_WRITTEN EXERCISE_
Here are some entries; quote each one exactly.

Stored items
## BEGIN
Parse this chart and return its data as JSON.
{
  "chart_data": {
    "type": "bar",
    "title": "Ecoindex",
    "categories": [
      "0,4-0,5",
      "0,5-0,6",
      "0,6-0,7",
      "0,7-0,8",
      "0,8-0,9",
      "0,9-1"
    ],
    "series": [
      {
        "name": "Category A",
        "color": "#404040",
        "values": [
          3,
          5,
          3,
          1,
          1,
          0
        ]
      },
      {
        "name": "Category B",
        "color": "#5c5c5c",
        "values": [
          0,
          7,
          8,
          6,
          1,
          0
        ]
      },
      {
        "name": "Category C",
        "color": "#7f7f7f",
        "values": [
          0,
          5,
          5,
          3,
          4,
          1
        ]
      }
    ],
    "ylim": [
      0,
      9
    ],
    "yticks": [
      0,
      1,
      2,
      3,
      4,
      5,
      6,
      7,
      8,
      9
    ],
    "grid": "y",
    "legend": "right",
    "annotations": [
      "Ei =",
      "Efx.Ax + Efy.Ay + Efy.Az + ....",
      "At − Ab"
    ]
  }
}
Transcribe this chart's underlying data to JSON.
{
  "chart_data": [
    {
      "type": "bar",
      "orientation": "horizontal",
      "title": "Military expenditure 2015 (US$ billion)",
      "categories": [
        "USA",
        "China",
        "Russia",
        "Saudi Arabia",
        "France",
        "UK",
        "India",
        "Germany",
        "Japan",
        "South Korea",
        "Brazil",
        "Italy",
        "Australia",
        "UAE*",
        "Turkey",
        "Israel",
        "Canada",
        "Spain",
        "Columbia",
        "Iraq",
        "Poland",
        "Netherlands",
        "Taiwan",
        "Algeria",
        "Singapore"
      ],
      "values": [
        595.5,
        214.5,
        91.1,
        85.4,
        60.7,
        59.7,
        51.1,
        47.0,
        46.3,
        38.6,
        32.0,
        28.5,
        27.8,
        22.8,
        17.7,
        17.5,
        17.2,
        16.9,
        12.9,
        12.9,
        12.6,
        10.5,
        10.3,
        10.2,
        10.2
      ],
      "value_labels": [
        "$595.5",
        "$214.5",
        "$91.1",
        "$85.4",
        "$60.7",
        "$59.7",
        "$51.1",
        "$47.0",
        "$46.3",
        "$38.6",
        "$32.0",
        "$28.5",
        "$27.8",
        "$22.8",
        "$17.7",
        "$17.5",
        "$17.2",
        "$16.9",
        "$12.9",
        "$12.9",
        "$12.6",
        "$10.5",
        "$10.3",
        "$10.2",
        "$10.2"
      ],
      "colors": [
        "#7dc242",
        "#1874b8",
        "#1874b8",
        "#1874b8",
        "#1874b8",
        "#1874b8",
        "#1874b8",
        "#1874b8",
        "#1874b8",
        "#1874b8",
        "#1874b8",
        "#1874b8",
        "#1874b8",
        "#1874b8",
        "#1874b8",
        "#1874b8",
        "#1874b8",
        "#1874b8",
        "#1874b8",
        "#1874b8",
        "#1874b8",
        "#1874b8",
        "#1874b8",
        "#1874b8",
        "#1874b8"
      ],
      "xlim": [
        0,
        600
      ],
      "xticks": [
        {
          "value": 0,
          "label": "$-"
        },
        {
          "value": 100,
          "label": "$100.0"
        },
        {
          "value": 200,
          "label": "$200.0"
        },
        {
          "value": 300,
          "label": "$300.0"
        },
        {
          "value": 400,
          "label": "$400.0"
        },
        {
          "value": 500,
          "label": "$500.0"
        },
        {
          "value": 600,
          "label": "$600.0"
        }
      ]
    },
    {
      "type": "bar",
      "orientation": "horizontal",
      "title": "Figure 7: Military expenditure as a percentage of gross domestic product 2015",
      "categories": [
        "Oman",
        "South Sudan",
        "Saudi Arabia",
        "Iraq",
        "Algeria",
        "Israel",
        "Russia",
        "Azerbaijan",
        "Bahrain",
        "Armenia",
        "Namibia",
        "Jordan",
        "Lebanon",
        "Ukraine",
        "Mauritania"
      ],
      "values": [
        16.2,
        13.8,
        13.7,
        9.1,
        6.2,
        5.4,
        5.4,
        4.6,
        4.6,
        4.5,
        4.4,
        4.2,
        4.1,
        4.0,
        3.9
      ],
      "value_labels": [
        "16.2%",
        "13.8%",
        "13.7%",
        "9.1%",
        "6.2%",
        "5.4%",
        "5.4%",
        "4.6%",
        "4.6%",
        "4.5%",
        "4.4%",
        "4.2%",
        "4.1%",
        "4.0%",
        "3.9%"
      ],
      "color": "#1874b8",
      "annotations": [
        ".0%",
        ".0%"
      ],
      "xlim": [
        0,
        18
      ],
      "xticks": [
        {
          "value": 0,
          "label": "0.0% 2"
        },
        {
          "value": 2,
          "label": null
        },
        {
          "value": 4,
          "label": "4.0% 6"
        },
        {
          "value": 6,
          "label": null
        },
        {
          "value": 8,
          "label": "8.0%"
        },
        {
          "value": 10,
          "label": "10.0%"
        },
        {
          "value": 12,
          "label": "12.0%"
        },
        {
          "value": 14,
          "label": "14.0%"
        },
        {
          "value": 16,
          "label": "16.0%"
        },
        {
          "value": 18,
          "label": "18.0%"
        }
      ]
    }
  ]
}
## END
_PROBLEM SOLUTION_
Parse this chart and return its data as JSON.
{
  "chart_data": {
    "type": "bar",
    "title": "Ecoindex",
    "categories": [
      "0,4-0,5",
      "0,5-0,6",
      "0,6-0,7",
      "0,7-0,8",
      "0,8-0,9",
      "0,9-1"
    ],
    "series": [
      {
        "name": "Category A",
        "color": "#404040",
        "values": [
          3,
          5,
          3,
          1,
          1,
          0
        ]
      },
      {
        "name": "Category B",
        "color": "#5c5c5c",
        "values": [
          0,
          7,
          8,
          6,
          1,
          0
        ]
      },
      {
        "name": "Category C",
        "color": "#7f7f7f",
        "values": [
          0,
          5,
          5,
          3,
          4,
          1
        ]
      }
    ],
    "ylim": [
      0,
      9
    ],
    "yticks": [
      0,
      1,
      2,
      3,
      4,
      5,
      6,
      7,
      8,
      9
    ],
    "grid": "y",
    "legend": "right",
    "annotations": [
      "Ei =",
      "Efx.Ax + Efy.Ay + Efy.Az + ....",
      "At − Ab"
    ]
  }
}
Transcribe this chart's underlying data to JSON.
{
  "chart_data": [
    {
      "type": "bar",
      "orientation": "horizontal",
      "title": "Military expenditure 2015 (US$ billion)",
      "categories": [
        "USA",
        "China",
        "Russia",
        "Saudi Arabia",
        "France",
        "UK",
        "India",
        "Germany",
        "Japan",
        "South Korea",
        "Brazil",
        "Italy",
        "Australia",
        "UAE*",
        "Turkey",
        "Israel",
        "Canada",
        "Spain",
        "Columbia",
        "Iraq",
        "Poland",
        "Netherlands",
        "Taiwan",
        "Algeria",
        "Singapore"
      ],
      "values": [
        595.5,
        214.5,
        91.1,
        85.4,
        60.7,
        59.7,
        51.1,
        47.0,
        46.3,
        38.6,
        32.0,
        28.5,
        27.8,
        22.8,
        17.7,
        17.5,
        17.2,
        16.9,
        12.9,
        12.9,
        12.6,
        10.5,
        10.3,
        10.2,
        10.2
      ],
      "value_labels": [
        "$595.5",
        "$214.5",
        "$91.1",
        "$85.4",
        "$60.7",
        "$59.7",
        "$51.1",
        "$47.0",
        "$46.3",
        "$38.6",
        "$32.0",
        "$28.5",
        "$27.8",
        "$22.8",
        "$17.7",
        "$17.5",
        "$17.2",
        "$16.9",
        "$12.9",
        "$12.9",
        "$12.6",
        "$10.5",
        "$10.3",
        "$10.2",
        "$10.2"
      ],
      "colors": [
        "#7dc242",
        "#1874b8",
        "#1874b8",
        "#1874b8",
        "#1874b8",
        "#1874b8",
        "#1874b8",
        "#1874b8",
        "#1874b8",
        "#1874b8",
        "#1874b8",
        "#1874b8",
        "#1874b8",
        "#1874b8",
        "#1874b8",
        "#1874b8",
        "#1874b8",
        "#1874b8",
        "#1874b8",
        "#1874b8",
        "#1874b8",
        "#1874b8",
        "#1874b8",
        "#1874b8",
        "#1874b8"
      ],
      "xlim": [
        0,
        600
      ],
      "xticks": [
        {
          "value": 0,
          "label": "$-"
        },
        {
          "value": 100,
          "label": "$100.0"
        },
        {
          "value": 200,
          "label": "$200.0"
        },
        {
          "value": 300,
          "label": "$300.0"
        },
        {
          "value": 400,
          "label": "$400.0"
        },
        {
          "value": 500,
          "label": "$500.0"
        },
        {
          "value": 600,
          "label": "$600.0"
        }
      ]
    },
    {
      "type": "bar",
      "orientation": "horizontal",
      "title": "Figure 7: Military expenditure as a percentage of gross domestic product 2015",
      "categories": [
        "Oman",
        "South Sudan",
        "Saudi Arabia",
        "Iraq",
        "Algeria",
        "Israel",
        "Russia",
        "Azerbaijan",
        "Bahrain",
        "Armenia",
        "Namibia",
        "Jordan",
        "Lebanon",
        "Ukraine",
        "Mauritania"
      ],
      "values": [
        16.2,
        13.8,
        13.7,
        9.1,
        6.2,
        5.4,
        5.4,
        4.6,
        4.6,
        4.5,
        4.4,
        4.2,
        4.1,
        4.0,
        3.9
      ],
      "value_labels": [
        "16.2%",
        "13.8%",
        "13.7%",
        "9.1%",
        "6.2%",
        "5.4%",
        "5.4%",
        "4.6%",
        "4.6%",
        "4.5%",
        "4.4%",
        "4.2%",
        "4.1%",
        "4.0%",
        "3.9%"
      ],
      "color": "#1874b8",
      "annotations": [
        ".0%",
        ".0%"
      ],
      "xlim": [
        0,
        18
      ],
      "xticks": [
        {
          "value": 0,
          "label": "0.0% 2"
        },
        {
          "value": 2,
          "label": null
        },
        {
          "value": 4,
          "label": "4.0% 6"
        },
        {
          "value": 6,
          "label": null
        },
        {
          "value": 8,
          "label": "8.0%"
        },
        {
          "value": 10,
          "label": "10.0%"
        },
        {
          "value": 12,
          "label": "12.0%"
        },
        {
          "value": 14,
          "label": "14.0%"
        },
        {
          "value": 16,
          "label": "16.0%"
        },
        {
          "value": 18,
          "label": "18.0%"
        }
      ]
    }
  ]
}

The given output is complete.